Your task is to repeat all of the data exactly while excluding the pictures.

◆ **EXERCISE INPUT**
>> START
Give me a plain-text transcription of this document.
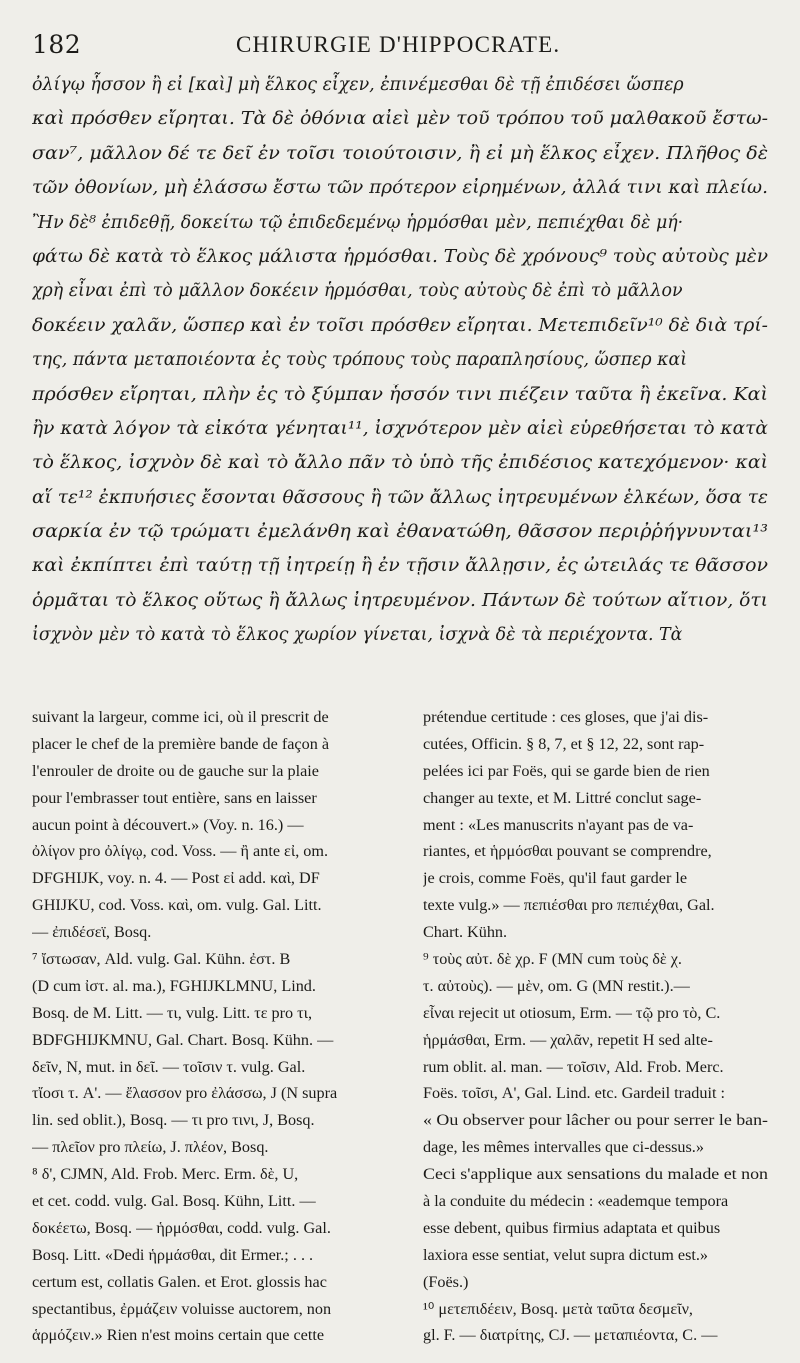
182	CHIRURGIE D'HIPPOCRATE.
ὀλίγῳ ἧσσον ἢ εἰ [καὶ] μὴ ἕλκος εἶχεν, ἐπινέμεσθαι δὲ τῇ ἐπιδέσει ὥσπερ
καὶ πρόσθεν εἴρηται. Τὰ δὲ ὀθόνια αἰεὶ μὲν τοῦ τρόπου τοῦ μαλθακοῦ ἔστω-
σαν⁷, μᾶλλον δέ τε δεῖ ἐν τοῖσι τοιούτοισιν, ἢ εἰ μὴ ἕλκος εἶχεν. Πλῆθος δὲ
τῶν ὀθονίων, μὴ ἐλάσσω ἔστω τῶν πρότερον εἰρημένων, ἀλλά τινι καὶ πλείω.
Ἢν δὲ⁸ ἐπιδεθῇ, δοκείτω τῷ ἐπιδεδεμένῳ ἡρμόσθαι μὲν, πεπιέχθαι δὲ μή·
φάτω δὲ κατὰ τὸ ἕλκος μάλιστα ἡρμόσθαι. Τοὺς δὲ χρόνους⁹ τοὺς αὐτοὺς μὲν
χρὴ εἶναι ἐπὶ τὸ μᾶλλον δοκέειν ἡρμόσθαι, τοὺς αὐτοὺς δὲ ἐπὶ τὸ μᾶλλον
δοκέειν χαλᾶν, ὥσπερ καὶ ἐν τοῖσι πρόσθεν εἴρηται. Μετεπιδεῖν¹⁰ δὲ διὰ τρί-
της, πάντα μεταποιέοντα ἐς τοὺς τρόπους τοὺς παραπλησίους, ὥσπερ καὶ
πρόσθεν εἴρηται, πλὴν ἐς τὸ ξύμπαν ἧσσόν τινι πιέζειν ταῦτα ἢ ἐκεῖνα. Καὶ
ἢν κατὰ λόγον τὰ εἰκότα γένηται¹¹, ἰσχνότερον μὲν αἰεὶ εὑρεθήσεται τὸ κατὰ
τὸ ἕλκος, ἰσχνὸν δὲ καὶ τὸ ἄλλο πᾶν τὸ ὑπὸ τῆς ἐπιδέσιος κατεχόμενον· καὶ
αἵ τε¹² ἐκπυήσιες ἔσονται θᾶσσους ἢ τῶν ἄλλως ἰητρευμένων ἑλκέων, ὅσα τε
σαρκία ἐν τῷ τρώματι ἐμελάνθη καὶ ἐθανατώθη, θᾶσσον περιῤῥήγνυνται¹³
καὶ ἐκπίπτει ἐπὶ ταύτῃ τῇ ἰητρείῃ ἢ ἐν τῇσιν ἄλλῃσιν, ἐς ὠτειλάς τε θᾶσσον
ὁρμᾶται τὸ ἕλκος οὕτως ἢ ἄλλως ἰητρευμένον. Πάντων δὲ τούτων αἴτιον, ὅτι
ἰσχνὸν μὲν τὸ κατὰ τὸ ἕλκος χωρίον γίνεται, ἰσχνὰ δὲ τὰ περιέχοντα. Τὰ
suivant la largeur, comme ici, où il prescrit de
placer le chef de la première bande de façon à
l'enrouler de droite ou de gauche sur la plaie
pour l'embrasser tout entière, sans en laisser
aucun point à découvert.» (Voy. n. 16.) —
ὀλίγον pro ὀλίγῳ, cod. Voss. — ἢ ante εἰ, om.
DFGHIJK, voy. n. 4. — Post εἰ add. καὶ, DF
GHIJKU, cod. Voss. καὶ, om. vulg. Gal. Litt.
— ἐπιδέσεϊ, Bosq.
⁷ ἴστωσαν, Ald. vulg. Gal. Kühn. ἐστ. B
(D cum ἰστ. al. ma.), FGHIJKLMNU, Lind.
Bosq. de M. Litt. — τι, vulg. Litt. τε pro τι,
BDFGHIJKMNU, Gal. Chart. Bosq. Kühn. —
δεῖν, N, mut. in δεῖ. — τοῖσιν τ. vulg. Gal.
τἴοσι τ. A'. — ἔλασσον pro ἐλάσσω, J (N supra
lin. sed oblit.), Bosq. — τι pro τινι, J, Bosq.
— πλεῖον pro πλείω, J. πλέον, Bosq.
⁸ δ', CJMN, Ald. Frob. Merc. Erm. δὲ, U,
et cet. codd. vulg. Gal. Bosq. Kühn, Litt. —
δοκέετω, Bosq. — ἡρμόσθαι, codd. vulg. Gal.
Bosq. Litt. «Dedi ἡρμάσθαι, dit Ermer.; . . .
certum est, collatis Galen. et Erot. glossis hac
spectantibus, ἐρμάζειν voluisse auctorem, non
ἁρμόζειν.» Rien n'est moins certain que cette
prétendue certitude : ces gloses, que j'ai dis-
cutées, Officin. § 8, 7, et § 12, 22, sont rap-
pelées ici par Foës, qui se garde bien de rien
changer au texte, et M. Littré conclut sage-
ment : «Les manuscrits n'ayant pas de va-
riantes, et ἡρμόσθαι pouvant se comprendre,
je crois, comme Foës, qu'il faut garder le
texte vulg.» — πεπιέσθαι pro πεπιέχθαι, Gal.
Chart. Kühn.
⁹ τοὺς αὐτ. δὲ χρ. F (MN cum τοὺς δὲ χ.
τ. αὐτοὺς). — μὲν, om. G (MN restit.).—
εἶναι rejecit ut otiosum, Erm. — τῷ pro τὸ, C.
ἡρμάσθαι, Erm. — χαλᾶν, repetit H sed alte-
rum oblit. al. man. — τοῖσιν, Ald. Frob. Merc.
Foës. τοῖσι, A', Gal. Lind. etc. Gardeil traduit :
« Ou observer pour lâcher ou pour serrer le ban-
dage, les mêmes intervalles que ci-dessus.»
Ceci s'applique aux sensations du malade et non
à la conduite du médecin : «eademque tempora
esse debent, quibus firmius adaptata et quibus
laxiora esse sentiat, velut supra dictum est.»
(Foës.)
¹⁰ μετεπιδέειν, Bosq. μετὰ ταῦτα δεσμεῖν,
gl. F. — διατρίτης, CJ. — μεταπιέοντα, C. —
>> END
◆ **ANSWER TO THE TASK**
Give me a plain-text transcription of this document.
182	CHIRURGIE D'HIPPOCRATE.
ὀλίγῳ ἧσσον ἢ εἰ [καὶ] μὴ ἕλκος εἶχεν, ἐπινέμεσθαι δὲ τῇ ἐπιδέσει ὥσπερ
καὶ πρόσθεν εἴρηται. Τὰ δὲ ὀθόνια αἰεὶ μὲν τοῦ τρόπου τοῦ μαλθακοῦ ἔστω-
σαν⁷, μᾶλλον δέ τε δεῖ ἐν τοῖσι τοιούτοισιν, ἢ εἰ μὴ ἕλκος εἶχεν. Πλῆθος δὲ
τῶν ὀθονίων, μὴ ἐλάσσω ἔστω τῶν πρότερον εἰρημένων, ἀλλά τινι καὶ πλείω.
Ἢν δὲ⁸ ἐπιδεθῇ, δοκείτω τῷ ἐπιδεδεμένῳ ἡρμόσθαι μὲν, πεπιέχθαι δὲ μή·
φάτω δὲ κατὰ τὸ ἕλκος μάλιστα ἡρμόσθαι. Τοὺς δὲ χρόνους⁹ τοὺς αὐτοὺς μὲν
χρὴ εἶναι ἐπὶ τὸ μᾶλλον δοκέειν ἡρμόσθαι, τοὺς αὐτοὺς δὲ ἐπὶ τὸ μᾶλλον
δοκέειν χαλᾶν, ὥσπερ καὶ ἐν τοῖσι πρόσθεν εἴρηται. Μετεπιδεῖν¹⁰ δὲ διὰ τρί-
της, πάντα μεταποιέοντα ἐς τοὺς τρόπους τοὺς παραπλησίους, ὥσπερ καὶ
πρόσθεν εἴρηται, πλὴν ἐς τὸ ξύμπαν ἧσσόν τινι πιέζειν ταῦτα ἢ ἐκεῖνα. Καὶ
ἢν κατὰ λόγον τὰ εἰκότα γένηται¹¹, ἰσχνότερον μὲν αἰεὶ εὑρεθήσεται τὸ κατὰ
τὸ ἕλκος, ἰσχνὸν δὲ καὶ τὸ ἄλλο πᾶν τὸ ὑπὸ τῆς ἐπιδέσιος κατεχόμενον· καὶ
αἵ τε¹² ἐκπυήσιες ἔσονται θᾶσσους ἢ τῶν ἄλλως ἰητρευμένων ἑλκέων, ὅσα τε
σαρκία ἐν τῷ τρώματι ἐμελάνθη καὶ ἐθανατώθη, θᾶσσον περιῤῥήγνυνται¹³
καὶ ἐκπίπτει ἐπὶ ταύτῃ τῇ ἰητρείῃ ἢ ἐν τῇσιν ἄλλῃσιν, ἐς ὠτειλάς τε θᾶσσον
ὁρμᾶται τὸ ἕλκος οὕτως ἢ ἄλλως ἰητρευμένον. Πάντων δὲ τούτων αἴτιον, ὅτι
ἰσχνὸν μὲν τὸ κατὰ τὸ ἕλκος χωρίον γίνεται, ἰσχνὰ δὲ τὰ περιέχοντα. Τὰ
suivant la largeur, comme ici, où il prescrit de
placer le chef de la première bande de façon à
l'enrouler de droite ou de gauche sur la plaie
pour l'embrasser tout entière, sans en laisser
aucun point à découvert.» (Voy. n. 16.) —
ὀλίγον pro ὀλίγῳ, cod. Voss. — ἢ ante εἰ, om.
DFGHIJK, voy. n. 4. — Post εἰ add. καὶ, DF
GHIJKU, cod. Voss. καὶ, om. vulg. Gal. Litt.
— ἐπιδέσεϊ, Bosq.
⁷ ἴστωσαν, Ald. vulg. Gal. Kühn. ἐστ. B
(D cum ἰστ. al. ma.), FGHIJKLMNU, Lind.
Bosq. de M. Litt. — τι, vulg. Litt. τε pro τι,
BDFGHIJKMNU, Gal. Chart. Bosq. Kühn. —
δεῖν, N, mut. in δεῖ. — τοῖσιν τ. vulg. Gal.
τἴοσι τ. A'. — ἔλασσον pro ἐλάσσω, J (N supra
lin. sed oblit.), Bosq. — τι pro τινι, J, Bosq.
— πλεῖον pro πλείω, J. πλέον, Bosq.
⁸ δ', CJMN, Ald. Frob. Merc. Erm. δὲ, U,
et cet. codd. vulg. Gal. Bosq. Kühn, Litt. —
δοκέετω, Bosq. — ἡρμόσθαι, codd. vulg. Gal.
Bosq. Litt. «Dedi ἡρμάσθαι, dit Ermer.; . . .
certum est, collatis Galen. et Erot. glossis hac
spectantibus, ἐρμάζειν voluisse auctorem, non
ἁρμόζειν.» Rien n'est moins certain que cette
prétendue certitude : ces gloses, que j'ai dis-
cutées, Officin. § 8, 7, et § 12, 22, sont rap-
pelées ici par Foës, qui se garde bien de rien
changer au texte, et M. Littré conclut sage-
ment : «Les manuscrits n'ayant pas de va-
riantes, et ἡρμόσθαι pouvant se comprendre,
je crois, comme Foës, qu'il faut garder le
texte vulg.» — πεπιέσθαι pro πεπιέχθαι, Gal.
Chart. Kühn.
⁹ τοὺς αὐτ. δὲ χρ. F (MN cum τοὺς δὲ χ.
τ. αὐτοὺς). — μὲν, om. G (MN restit.).—
εἶναι rejecit ut otiosum, Erm. — τῷ pro τὸ, C.
ἡρμάσθαι, Erm. — χαλᾶν, repetit H sed alte-
rum oblit. al. man. — τοῖσιν, Ald. Frob. Merc.
Foës. τοῖσι, A', Gal. Lind. etc. Gardeil traduit :
« Ou observer pour lâcher ou pour serrer le ban-
dage, les mêmes intervalles que ci-dessus.»
Ceci s'applique aux sensations du malade et non
à la conduite du médecin : «eademque tempora
esse debent, quibus firmius adaptata et quibus
laxiora esse sentiat, velut supra dictum est.»
(Foës.)
¹⁰ μετεπιδέειν, Bosq. μετὰ ταῦτα δεσμεῖν,
gl. F. — διατρίτης, CJ. — μεταπιέοντα, C. —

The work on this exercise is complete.